*GOAL:*
Find the string "arcmin" in the listing and report every line that has it.

*Dataset rows about figures:*
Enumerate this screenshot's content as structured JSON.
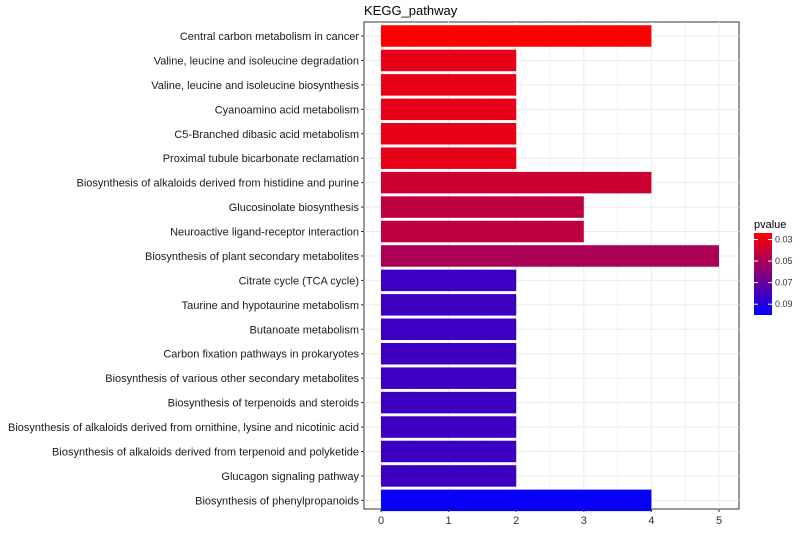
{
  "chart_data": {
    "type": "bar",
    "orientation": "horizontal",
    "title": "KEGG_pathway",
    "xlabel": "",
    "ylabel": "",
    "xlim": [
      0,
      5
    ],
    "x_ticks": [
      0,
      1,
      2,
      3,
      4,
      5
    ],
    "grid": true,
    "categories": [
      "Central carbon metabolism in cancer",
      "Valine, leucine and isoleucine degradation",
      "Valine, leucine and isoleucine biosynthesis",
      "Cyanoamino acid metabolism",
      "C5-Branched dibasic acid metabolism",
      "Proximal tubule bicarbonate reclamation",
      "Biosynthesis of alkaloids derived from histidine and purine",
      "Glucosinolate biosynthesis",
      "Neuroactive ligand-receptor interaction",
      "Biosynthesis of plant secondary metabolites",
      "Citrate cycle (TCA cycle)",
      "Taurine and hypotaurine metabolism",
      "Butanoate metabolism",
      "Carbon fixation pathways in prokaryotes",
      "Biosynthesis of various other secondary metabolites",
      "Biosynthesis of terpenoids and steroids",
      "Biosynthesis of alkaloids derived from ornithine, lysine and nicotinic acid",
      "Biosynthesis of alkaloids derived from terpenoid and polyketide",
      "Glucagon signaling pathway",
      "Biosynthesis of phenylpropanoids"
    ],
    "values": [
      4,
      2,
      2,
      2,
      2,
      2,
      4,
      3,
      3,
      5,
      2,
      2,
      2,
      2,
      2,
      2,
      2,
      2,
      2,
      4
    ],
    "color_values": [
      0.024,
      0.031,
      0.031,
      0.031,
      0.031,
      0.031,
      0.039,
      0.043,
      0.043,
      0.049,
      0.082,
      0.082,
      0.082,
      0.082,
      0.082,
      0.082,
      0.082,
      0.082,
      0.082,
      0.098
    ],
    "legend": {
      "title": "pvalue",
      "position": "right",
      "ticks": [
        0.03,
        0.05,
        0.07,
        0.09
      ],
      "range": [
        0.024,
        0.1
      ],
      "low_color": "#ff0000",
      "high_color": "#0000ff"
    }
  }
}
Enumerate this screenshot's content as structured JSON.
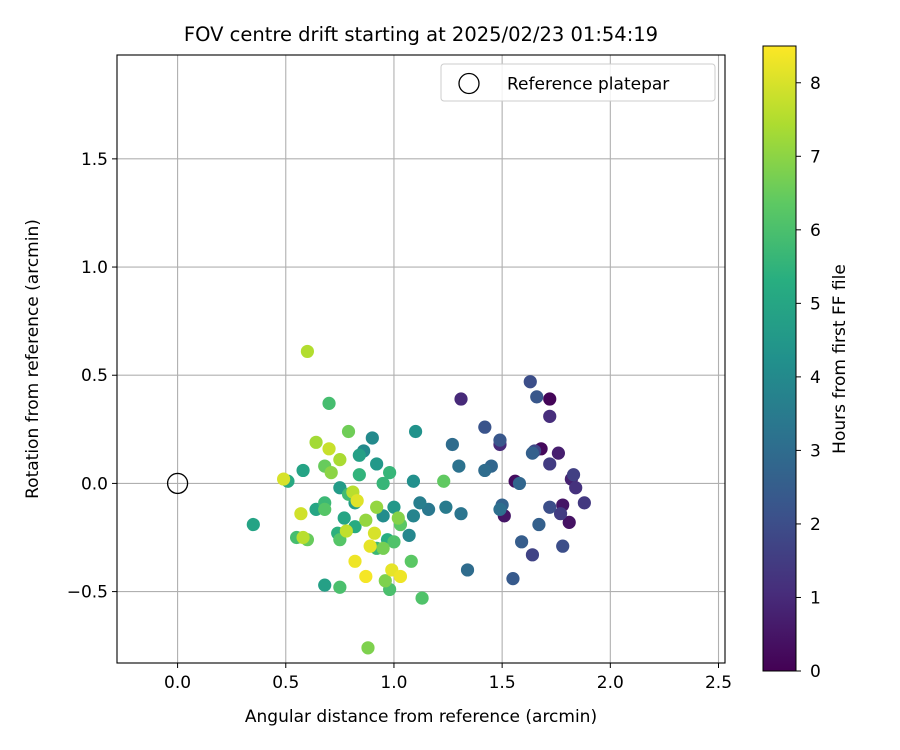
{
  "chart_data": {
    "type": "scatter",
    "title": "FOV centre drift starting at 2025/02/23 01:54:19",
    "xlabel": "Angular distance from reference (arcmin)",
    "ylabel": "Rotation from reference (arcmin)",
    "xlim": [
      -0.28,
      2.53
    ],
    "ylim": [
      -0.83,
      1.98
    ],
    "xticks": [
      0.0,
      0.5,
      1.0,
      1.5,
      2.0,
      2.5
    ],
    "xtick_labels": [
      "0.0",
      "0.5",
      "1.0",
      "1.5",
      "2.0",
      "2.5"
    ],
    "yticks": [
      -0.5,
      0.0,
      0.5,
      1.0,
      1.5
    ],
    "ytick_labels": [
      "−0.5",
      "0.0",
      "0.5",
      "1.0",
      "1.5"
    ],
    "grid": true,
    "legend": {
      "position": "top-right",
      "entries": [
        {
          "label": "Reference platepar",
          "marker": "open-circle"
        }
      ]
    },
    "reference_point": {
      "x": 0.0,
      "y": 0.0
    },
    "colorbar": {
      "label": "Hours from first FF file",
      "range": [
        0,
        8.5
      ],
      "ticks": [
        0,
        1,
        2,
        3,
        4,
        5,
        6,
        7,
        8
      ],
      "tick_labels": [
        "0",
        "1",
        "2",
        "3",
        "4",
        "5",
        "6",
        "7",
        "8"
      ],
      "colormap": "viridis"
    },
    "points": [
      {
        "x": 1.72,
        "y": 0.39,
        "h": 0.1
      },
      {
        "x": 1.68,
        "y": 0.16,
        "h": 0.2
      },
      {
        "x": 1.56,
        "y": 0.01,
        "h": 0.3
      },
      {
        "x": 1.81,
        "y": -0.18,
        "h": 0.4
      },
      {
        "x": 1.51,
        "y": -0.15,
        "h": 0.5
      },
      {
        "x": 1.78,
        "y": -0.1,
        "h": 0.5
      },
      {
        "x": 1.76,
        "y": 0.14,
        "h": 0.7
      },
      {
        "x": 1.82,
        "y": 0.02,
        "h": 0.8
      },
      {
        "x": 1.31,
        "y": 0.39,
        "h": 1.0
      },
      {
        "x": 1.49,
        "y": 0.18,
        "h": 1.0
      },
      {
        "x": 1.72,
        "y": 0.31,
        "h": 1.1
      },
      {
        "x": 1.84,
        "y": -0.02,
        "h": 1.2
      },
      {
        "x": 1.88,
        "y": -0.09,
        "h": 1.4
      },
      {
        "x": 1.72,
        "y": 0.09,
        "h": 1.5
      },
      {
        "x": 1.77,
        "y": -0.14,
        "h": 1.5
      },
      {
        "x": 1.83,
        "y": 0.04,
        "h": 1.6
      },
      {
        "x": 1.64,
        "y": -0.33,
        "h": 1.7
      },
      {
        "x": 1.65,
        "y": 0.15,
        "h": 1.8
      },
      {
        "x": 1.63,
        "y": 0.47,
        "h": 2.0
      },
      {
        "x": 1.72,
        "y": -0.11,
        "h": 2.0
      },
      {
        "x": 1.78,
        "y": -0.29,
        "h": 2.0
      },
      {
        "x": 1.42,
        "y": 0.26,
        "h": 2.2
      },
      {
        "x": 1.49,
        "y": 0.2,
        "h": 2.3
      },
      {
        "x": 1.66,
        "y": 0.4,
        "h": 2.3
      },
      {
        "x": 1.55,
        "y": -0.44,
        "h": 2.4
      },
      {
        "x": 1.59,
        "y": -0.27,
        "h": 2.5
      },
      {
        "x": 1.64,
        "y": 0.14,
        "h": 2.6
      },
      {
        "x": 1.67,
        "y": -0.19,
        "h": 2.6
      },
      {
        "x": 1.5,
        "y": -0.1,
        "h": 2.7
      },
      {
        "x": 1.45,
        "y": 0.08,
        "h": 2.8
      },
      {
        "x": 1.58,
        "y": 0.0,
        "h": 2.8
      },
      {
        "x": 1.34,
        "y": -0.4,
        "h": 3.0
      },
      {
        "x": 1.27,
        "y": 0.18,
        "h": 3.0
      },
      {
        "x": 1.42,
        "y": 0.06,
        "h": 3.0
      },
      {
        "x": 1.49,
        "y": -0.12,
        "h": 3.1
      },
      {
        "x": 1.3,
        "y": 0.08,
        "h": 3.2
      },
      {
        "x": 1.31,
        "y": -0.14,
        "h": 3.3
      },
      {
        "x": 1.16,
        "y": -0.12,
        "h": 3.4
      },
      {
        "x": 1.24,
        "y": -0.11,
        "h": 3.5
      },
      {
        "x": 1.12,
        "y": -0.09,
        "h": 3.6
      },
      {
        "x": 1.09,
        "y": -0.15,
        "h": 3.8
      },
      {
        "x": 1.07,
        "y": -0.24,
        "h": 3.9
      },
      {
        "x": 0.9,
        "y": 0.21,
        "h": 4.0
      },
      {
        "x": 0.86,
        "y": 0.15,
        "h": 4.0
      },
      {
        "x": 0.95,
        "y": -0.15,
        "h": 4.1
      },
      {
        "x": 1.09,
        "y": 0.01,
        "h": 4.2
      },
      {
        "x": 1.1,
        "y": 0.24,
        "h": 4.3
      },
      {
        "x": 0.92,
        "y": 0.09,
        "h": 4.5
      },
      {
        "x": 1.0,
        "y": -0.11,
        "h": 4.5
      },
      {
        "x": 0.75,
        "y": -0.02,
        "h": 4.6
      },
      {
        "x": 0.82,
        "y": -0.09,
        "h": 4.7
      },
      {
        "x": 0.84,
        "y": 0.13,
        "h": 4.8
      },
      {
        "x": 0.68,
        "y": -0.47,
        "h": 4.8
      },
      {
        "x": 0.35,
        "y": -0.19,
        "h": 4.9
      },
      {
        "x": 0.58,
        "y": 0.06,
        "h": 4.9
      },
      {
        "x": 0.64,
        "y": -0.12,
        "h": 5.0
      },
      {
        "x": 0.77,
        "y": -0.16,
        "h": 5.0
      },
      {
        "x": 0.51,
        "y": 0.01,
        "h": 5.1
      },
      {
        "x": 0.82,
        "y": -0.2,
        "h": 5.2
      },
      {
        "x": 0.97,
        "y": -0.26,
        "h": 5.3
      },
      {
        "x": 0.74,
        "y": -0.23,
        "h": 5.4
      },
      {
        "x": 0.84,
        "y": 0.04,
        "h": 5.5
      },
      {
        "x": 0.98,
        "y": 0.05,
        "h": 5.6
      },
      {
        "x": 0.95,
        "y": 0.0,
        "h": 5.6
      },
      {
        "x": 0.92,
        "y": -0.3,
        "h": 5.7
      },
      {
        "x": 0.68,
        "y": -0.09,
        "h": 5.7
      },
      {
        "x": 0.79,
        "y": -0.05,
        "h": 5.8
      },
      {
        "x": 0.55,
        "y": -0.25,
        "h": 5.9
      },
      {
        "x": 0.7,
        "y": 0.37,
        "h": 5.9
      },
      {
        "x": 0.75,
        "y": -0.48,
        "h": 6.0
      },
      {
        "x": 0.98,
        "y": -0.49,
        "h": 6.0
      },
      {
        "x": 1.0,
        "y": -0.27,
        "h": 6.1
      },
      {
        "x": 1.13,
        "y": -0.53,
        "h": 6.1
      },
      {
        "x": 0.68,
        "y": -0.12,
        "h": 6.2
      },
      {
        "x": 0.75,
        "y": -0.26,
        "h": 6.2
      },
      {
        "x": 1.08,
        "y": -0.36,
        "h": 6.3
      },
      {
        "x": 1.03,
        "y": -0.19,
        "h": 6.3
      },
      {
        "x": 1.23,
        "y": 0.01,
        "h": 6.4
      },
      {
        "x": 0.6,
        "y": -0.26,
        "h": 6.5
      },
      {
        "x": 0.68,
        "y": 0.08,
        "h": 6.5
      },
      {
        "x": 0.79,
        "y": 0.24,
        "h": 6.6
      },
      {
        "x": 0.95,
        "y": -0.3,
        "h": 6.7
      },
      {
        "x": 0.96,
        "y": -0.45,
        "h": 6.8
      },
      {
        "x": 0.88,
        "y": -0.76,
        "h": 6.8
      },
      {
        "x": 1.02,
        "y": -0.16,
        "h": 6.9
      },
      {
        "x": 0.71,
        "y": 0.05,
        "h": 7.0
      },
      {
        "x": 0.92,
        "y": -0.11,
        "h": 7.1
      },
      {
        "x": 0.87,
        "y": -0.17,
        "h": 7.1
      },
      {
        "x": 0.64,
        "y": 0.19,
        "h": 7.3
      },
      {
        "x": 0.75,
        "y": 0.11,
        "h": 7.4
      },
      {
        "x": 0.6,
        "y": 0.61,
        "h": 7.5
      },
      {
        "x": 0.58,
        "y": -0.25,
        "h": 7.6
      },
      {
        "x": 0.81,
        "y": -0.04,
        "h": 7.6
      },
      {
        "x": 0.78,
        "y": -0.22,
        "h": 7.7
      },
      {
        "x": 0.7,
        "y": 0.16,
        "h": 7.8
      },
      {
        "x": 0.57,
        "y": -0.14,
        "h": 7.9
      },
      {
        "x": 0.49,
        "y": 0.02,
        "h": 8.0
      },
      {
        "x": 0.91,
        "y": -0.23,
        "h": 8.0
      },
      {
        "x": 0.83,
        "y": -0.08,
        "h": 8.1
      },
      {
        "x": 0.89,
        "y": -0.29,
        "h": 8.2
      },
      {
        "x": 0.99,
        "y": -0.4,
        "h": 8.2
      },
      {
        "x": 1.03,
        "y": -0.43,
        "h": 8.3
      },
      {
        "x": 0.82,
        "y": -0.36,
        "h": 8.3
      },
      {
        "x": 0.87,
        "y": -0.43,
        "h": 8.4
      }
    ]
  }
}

*RESULT BELOW:*
    "xlabel": "Angular distance from reference (arcmin)",
    "ylabel": "Rotation from reference (arcmin)",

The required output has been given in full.